[Items from a data source]
++++++++

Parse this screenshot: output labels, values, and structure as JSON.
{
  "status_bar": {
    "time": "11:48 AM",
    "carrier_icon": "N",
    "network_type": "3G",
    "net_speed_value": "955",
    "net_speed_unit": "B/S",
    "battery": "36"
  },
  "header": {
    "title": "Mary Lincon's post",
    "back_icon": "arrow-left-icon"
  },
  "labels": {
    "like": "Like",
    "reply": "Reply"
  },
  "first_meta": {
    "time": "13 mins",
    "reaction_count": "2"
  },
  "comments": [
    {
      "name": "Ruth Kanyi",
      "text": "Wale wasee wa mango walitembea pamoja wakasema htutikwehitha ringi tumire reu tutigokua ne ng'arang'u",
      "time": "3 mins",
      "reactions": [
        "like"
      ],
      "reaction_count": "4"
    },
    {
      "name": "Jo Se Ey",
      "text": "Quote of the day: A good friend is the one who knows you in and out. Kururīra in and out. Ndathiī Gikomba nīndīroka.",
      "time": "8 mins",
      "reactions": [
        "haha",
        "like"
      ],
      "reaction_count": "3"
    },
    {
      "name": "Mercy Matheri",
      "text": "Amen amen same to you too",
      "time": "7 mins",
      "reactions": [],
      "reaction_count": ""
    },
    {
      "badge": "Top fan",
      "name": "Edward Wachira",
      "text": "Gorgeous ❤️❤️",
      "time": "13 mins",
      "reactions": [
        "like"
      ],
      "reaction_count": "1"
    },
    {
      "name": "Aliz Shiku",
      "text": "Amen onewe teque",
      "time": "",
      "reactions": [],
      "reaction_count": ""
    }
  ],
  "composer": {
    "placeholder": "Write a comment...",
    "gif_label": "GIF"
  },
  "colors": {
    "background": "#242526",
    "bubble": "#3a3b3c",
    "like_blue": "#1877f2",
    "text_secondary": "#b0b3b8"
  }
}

++++++++

#### [REQUIREMENTS]
Exactly reproduce every line of the records.

#### [REPLY TO THE TASK]
Parse this screenshot: output labels, values, and structure as JSON.
{
  "status_bar": {
    "time": "11:48 AM",
    "carrier_icon": "N",
    "network_type": "3G",
    "net_speed_value": "955",
    "net_speed_unit": "B/S",
    "battery": "36"
  },
  "header": {
    "title": "Mary Lincon's post",
    "back_icon": "arrow-left-icon"
  },
  "labels": {
    "like": "Like",
    "reply": "Reply"
  },
  "first_meta": {
    "time": "13 mins",
    "reaction_count": "2"
  },
  "comments": [
    {
      "name": "Ruth Kanyi",
      "text": "Wale wasee wa mango walitembea pamoja wakasema htutikwehitha ringi tumire reu tutigokua ne ng'arang'u",
      "time": "3 mins",
      "reactions": [
        "like"
      ],
      "reaction_count": "4"
    },
    {
      "name": "Jo Se Ey",
      "text": "Quote of the day: A good friend is the one who knows you in and out. Kururīra in and out. Ndathiī Gikomba nīndīroka.",
      "time": "8 mins",
      "reactions": [
        "haha",
        "like"
      ],
      "reaction_count": "3"
    },
    {
      "name": "Mercy Matheri",
      "text": "Amen amen same to you too",
      "time": "7 mins",
      "reactions": [],
      "reaction_count": ""
    },
    {
      "badge": "Top fan",
      "name": "Edward Wachira",
      "text": "Gorgeous ❤️❤️",
      "time": "13 mins",
      "reactions": [
        "like"
      ],
      "reaction_count": "1"
    },
    {
      "name": "Aliz Shiku",
      "text": "Amen onewe teque",
      "time": "",
      "reactions": [],
      "reaction_count": ""
    }
  ],
  "composer": {
    "placeholder": "Write a comment...",
    "gif_label": "GIF"
  },
  "colors": {
    "background": "#242526",
    "bubble": "#3a3b3c",
    "like_blue": "#1877f2",
    "text_secondary": "#b0b3b8"
  }
}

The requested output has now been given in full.